Instructions for the task
Take every line where the string "JSON" appears and copy it.

Provided data
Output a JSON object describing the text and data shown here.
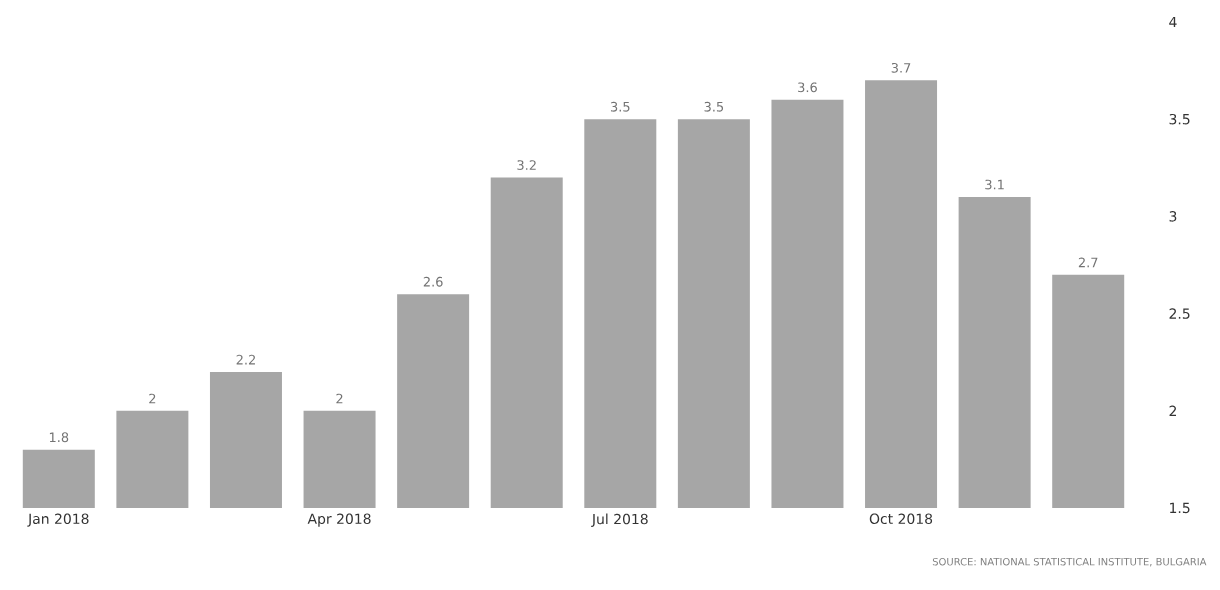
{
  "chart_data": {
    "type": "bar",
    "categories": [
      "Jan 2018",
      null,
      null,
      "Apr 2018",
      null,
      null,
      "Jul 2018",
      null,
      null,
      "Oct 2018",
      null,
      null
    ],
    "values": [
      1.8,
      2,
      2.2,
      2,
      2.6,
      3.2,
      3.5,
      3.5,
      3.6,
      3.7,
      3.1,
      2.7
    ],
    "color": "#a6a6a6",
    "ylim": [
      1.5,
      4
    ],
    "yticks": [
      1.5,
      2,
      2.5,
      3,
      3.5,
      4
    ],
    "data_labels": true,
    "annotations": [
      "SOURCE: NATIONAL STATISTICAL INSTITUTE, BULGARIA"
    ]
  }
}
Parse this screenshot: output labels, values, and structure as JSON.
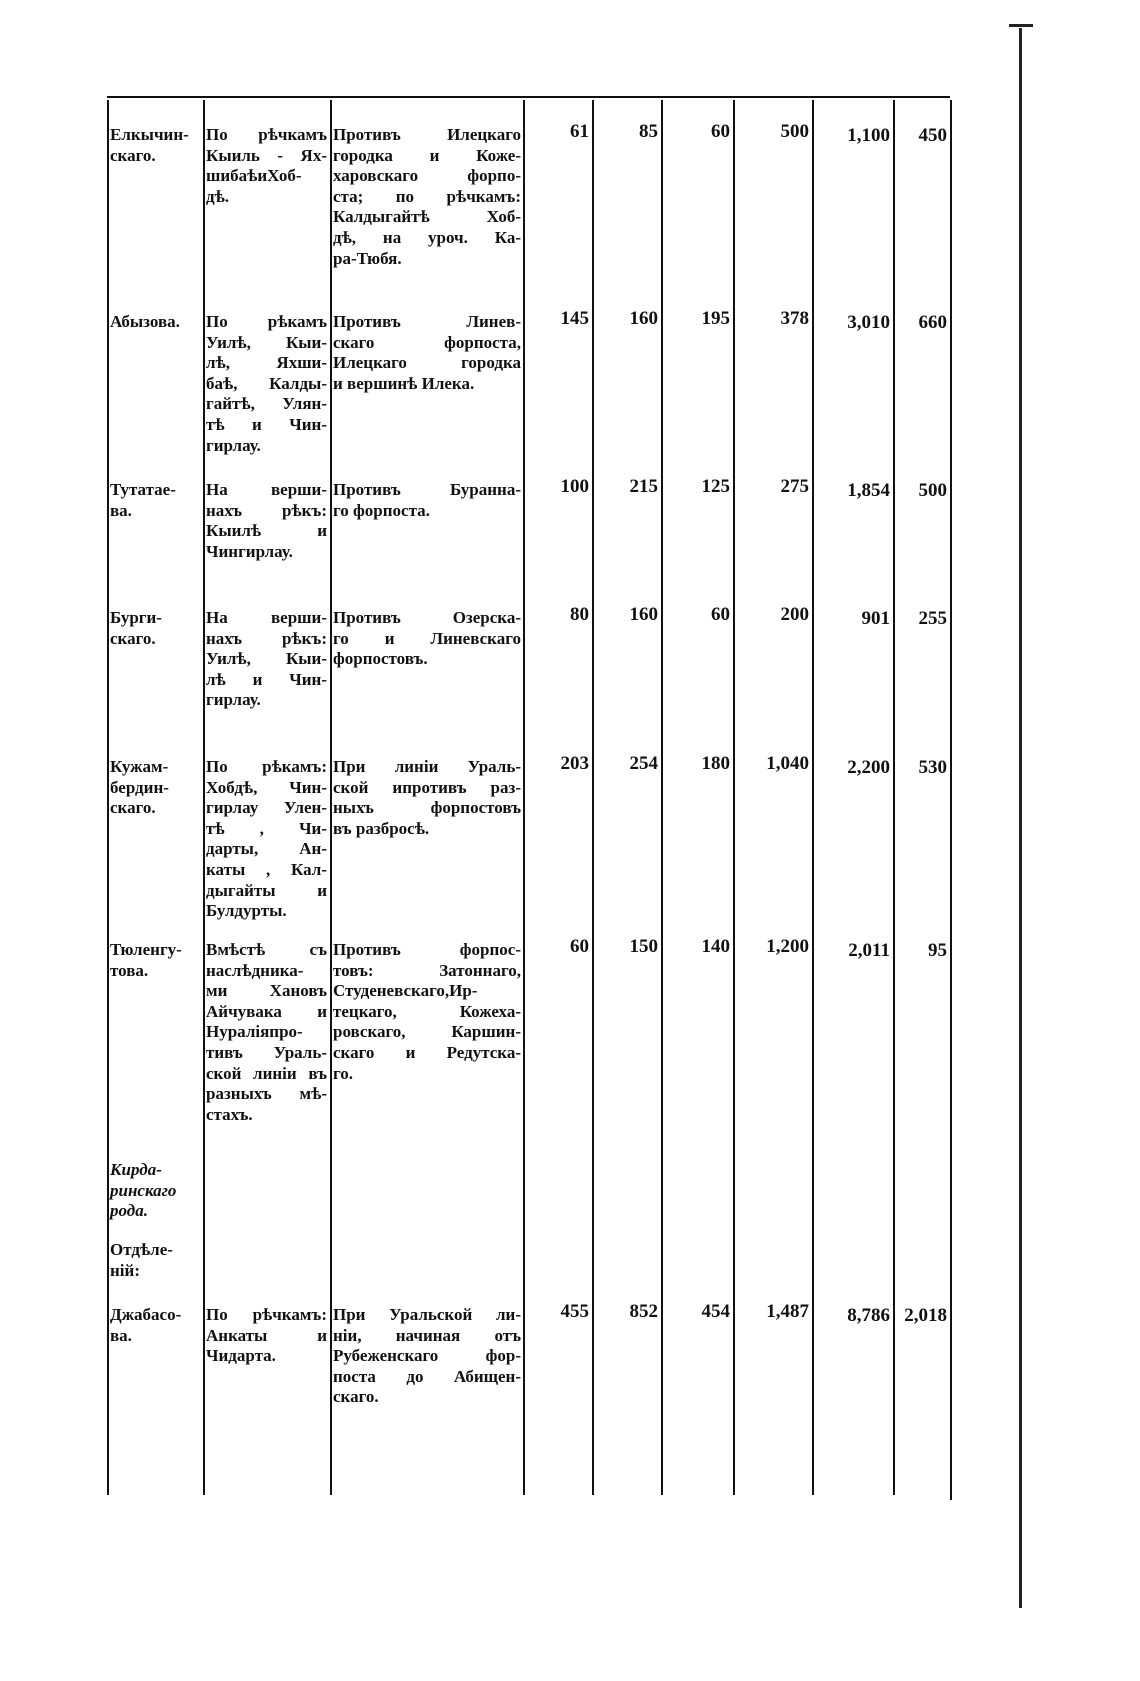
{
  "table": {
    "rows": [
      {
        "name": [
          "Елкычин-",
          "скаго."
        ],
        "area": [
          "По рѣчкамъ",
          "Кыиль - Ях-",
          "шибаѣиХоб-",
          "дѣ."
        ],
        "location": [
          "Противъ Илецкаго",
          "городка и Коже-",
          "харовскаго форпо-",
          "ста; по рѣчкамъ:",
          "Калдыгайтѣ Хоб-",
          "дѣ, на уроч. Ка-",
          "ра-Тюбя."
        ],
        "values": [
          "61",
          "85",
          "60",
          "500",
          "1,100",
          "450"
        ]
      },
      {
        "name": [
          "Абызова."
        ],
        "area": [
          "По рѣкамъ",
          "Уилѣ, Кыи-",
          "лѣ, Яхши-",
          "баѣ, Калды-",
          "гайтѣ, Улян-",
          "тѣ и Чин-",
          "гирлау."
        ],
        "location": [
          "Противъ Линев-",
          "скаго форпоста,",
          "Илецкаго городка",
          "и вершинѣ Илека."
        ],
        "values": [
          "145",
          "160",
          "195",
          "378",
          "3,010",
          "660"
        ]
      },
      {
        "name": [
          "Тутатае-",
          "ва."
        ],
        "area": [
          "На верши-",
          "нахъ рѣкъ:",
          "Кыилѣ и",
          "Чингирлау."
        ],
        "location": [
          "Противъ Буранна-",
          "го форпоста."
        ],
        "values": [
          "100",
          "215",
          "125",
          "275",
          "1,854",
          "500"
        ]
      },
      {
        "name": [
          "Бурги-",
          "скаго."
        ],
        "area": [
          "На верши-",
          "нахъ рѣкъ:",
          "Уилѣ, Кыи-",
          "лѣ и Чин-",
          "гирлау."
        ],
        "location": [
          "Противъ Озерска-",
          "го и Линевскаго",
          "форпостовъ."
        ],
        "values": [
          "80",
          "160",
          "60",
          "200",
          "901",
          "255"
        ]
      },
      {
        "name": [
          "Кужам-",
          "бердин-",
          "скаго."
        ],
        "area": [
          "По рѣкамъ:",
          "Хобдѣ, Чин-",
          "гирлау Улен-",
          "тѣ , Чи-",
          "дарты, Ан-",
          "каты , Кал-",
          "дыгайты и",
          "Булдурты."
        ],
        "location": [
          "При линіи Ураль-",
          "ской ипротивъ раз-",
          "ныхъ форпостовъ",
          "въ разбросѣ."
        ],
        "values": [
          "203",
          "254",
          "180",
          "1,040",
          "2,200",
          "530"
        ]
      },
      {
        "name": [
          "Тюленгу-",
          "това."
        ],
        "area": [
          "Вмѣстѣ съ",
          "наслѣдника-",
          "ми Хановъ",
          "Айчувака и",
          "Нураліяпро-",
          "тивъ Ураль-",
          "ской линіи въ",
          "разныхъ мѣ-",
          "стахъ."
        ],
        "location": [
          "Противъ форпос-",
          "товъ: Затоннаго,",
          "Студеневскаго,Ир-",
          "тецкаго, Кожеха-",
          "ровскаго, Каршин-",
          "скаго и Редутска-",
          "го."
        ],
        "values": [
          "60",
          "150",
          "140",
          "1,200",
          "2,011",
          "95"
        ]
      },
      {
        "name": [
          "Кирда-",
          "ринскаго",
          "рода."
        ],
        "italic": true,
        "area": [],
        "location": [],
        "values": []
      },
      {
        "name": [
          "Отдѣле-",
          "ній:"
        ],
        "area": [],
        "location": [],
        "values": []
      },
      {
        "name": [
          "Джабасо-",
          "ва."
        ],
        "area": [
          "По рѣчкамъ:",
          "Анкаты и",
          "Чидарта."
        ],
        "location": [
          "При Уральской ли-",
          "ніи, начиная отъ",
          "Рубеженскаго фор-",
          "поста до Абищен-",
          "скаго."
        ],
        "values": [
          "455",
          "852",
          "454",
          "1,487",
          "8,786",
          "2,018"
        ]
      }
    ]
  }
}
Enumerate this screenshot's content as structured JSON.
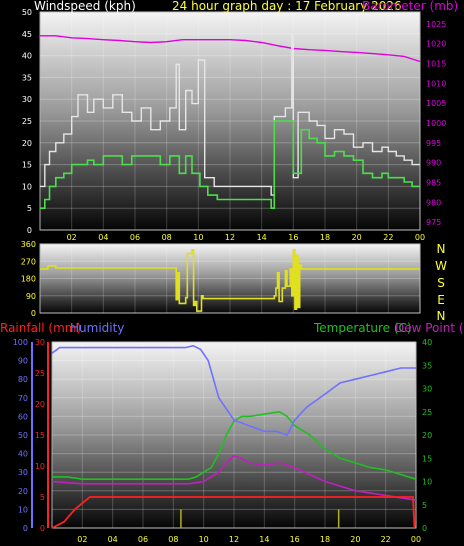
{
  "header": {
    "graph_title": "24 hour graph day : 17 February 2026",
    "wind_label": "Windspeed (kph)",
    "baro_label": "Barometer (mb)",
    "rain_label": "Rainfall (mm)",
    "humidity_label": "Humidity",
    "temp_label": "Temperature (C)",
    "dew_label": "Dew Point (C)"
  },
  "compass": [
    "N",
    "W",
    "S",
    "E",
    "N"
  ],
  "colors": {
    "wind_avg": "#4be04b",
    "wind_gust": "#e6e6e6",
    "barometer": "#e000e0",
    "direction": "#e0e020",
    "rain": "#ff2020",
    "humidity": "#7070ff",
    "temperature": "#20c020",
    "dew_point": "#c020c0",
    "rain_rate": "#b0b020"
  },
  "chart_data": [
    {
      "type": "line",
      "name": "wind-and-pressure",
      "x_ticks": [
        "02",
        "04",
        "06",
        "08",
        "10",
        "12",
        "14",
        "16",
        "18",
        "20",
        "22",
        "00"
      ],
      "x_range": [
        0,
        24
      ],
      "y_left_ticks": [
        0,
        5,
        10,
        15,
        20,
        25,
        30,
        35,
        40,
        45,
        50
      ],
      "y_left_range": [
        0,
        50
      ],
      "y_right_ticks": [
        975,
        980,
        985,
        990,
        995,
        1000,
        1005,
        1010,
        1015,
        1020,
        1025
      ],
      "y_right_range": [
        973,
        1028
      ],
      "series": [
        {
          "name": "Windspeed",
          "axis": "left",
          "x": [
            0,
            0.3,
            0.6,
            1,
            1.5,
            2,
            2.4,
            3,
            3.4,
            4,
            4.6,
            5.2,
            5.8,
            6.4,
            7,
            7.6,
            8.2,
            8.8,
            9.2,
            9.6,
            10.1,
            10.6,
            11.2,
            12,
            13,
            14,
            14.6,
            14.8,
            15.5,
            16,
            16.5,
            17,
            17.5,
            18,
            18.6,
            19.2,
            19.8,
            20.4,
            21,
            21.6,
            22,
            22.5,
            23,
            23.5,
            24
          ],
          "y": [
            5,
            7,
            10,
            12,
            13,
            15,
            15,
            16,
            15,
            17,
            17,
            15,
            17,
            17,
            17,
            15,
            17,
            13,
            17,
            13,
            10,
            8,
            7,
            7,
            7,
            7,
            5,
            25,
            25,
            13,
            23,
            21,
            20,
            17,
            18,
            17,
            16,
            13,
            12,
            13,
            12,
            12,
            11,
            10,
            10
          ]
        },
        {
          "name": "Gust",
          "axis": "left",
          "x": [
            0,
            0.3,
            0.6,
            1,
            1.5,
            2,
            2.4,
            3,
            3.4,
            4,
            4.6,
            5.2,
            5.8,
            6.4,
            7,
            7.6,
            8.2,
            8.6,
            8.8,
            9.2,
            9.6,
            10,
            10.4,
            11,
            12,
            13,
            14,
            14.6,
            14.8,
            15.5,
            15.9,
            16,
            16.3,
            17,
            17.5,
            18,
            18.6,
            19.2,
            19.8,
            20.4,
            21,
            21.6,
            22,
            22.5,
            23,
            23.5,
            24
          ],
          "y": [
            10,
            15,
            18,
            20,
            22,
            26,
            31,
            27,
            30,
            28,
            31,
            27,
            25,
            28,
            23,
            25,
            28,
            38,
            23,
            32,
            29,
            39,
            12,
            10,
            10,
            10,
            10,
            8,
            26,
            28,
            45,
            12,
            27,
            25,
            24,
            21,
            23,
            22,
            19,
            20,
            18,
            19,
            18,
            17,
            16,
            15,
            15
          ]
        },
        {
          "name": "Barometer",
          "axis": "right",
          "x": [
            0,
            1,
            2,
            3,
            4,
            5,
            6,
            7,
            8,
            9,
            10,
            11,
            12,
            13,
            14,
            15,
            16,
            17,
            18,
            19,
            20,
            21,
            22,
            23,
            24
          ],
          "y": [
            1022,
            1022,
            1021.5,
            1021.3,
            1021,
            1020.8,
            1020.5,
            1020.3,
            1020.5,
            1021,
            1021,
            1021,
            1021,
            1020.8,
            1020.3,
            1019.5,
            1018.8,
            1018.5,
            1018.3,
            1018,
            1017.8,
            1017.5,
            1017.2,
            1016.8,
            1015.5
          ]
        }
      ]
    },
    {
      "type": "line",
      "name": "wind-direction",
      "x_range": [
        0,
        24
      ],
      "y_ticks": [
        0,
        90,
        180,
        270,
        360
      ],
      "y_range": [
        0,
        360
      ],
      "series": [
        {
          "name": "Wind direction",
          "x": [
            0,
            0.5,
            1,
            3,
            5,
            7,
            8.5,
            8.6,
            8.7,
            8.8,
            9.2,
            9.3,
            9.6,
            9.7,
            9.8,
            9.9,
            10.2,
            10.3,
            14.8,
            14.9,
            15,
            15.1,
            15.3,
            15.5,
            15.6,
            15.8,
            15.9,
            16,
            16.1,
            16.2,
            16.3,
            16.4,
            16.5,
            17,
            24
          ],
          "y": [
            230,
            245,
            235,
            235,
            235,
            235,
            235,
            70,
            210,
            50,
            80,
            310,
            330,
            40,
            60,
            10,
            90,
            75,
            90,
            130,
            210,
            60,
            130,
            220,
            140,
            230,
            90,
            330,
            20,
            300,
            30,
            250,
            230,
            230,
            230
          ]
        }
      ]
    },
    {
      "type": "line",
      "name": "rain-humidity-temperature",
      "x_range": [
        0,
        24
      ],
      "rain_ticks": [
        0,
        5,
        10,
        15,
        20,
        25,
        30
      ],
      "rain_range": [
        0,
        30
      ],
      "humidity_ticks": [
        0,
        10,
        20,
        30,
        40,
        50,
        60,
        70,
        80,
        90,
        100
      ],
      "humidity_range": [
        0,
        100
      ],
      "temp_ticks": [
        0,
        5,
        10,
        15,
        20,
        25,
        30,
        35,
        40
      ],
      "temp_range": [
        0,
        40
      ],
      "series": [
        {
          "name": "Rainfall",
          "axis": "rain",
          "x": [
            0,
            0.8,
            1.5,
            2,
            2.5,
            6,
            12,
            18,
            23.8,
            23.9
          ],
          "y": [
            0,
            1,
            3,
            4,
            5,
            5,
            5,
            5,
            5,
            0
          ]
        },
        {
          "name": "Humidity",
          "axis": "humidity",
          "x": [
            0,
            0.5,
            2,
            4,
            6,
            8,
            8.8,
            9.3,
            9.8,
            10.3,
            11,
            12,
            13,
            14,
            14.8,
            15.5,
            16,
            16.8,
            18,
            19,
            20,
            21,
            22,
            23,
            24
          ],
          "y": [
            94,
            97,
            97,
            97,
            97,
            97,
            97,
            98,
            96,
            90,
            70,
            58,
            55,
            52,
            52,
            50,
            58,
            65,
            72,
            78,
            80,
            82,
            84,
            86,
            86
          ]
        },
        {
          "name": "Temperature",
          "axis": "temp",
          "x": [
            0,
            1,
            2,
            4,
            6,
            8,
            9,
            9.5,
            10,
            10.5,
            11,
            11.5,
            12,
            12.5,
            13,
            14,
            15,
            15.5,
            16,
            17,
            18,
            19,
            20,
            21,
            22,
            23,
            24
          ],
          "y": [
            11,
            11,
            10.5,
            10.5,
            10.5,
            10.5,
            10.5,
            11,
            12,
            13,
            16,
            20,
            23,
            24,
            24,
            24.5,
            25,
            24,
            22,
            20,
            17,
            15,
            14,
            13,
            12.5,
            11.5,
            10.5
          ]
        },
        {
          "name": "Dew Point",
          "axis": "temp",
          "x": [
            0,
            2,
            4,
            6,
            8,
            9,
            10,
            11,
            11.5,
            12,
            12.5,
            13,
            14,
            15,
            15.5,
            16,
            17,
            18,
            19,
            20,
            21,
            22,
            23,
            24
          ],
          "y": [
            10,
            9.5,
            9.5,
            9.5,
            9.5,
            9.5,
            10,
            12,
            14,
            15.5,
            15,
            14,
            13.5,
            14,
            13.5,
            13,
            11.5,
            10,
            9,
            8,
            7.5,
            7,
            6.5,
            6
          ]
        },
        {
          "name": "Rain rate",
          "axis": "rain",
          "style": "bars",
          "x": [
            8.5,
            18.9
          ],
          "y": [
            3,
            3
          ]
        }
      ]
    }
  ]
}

Written response
Output a JSON object describing the text and data shown here.
Parse this screenshot: output labels, values, and structure as JSON.
Enumerate this screenshot's content as structured JSON.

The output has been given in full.